[Given exercise]:
Every line below is to be copied exactly, with the pictures left out.

[Exercise input]:
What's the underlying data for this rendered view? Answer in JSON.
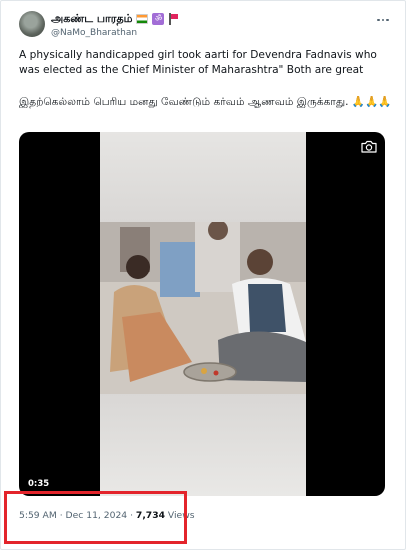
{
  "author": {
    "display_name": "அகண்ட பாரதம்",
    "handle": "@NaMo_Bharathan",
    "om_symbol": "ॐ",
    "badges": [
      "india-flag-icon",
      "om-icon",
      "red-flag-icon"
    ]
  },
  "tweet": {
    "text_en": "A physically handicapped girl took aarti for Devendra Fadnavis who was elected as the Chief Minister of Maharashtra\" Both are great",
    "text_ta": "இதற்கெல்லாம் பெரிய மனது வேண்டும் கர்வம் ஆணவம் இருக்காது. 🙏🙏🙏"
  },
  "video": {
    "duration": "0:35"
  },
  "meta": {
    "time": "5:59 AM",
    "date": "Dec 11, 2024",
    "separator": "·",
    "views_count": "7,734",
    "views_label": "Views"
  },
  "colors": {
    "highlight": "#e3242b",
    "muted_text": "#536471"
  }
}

[Finished answer]:
What's the underlying data for this rendered view? Answer in JSON.
{
  "author": {
    "display_name": "அகண்ட பாரதம்",
    "handle": "@NaMo_Bharathan",
    "om_symbol": "ॐ",
    "badges": [
      "india-flag-icon",
      "om-icon",
      "red-flag-icon"
    ]
  },
  "tweet": {
    "text_en": "A physically handicapped girl took aarti for Devendra Fadnavis who was elected as the Chief Minister of Maharashtra\" Both are great",
    "text_ta": "இதற்கெல்லாம் பெரிய மனது வேண்டும் கர்வம் ஆணவம் இருக்காது. 🙏🙏🙏"
  },
  "video": {
    "duration": "0:35"
  },
  "meta": {
    "time": "5:59 AM",
    "date": "Dec 11, 2024",
    "separator": "·",
    "views_count": "7,734",
    "views_label": "Views"
  },
  "colors": {
    "highlight": "#e3242b",
    "muted_text": "#536471"
  }
}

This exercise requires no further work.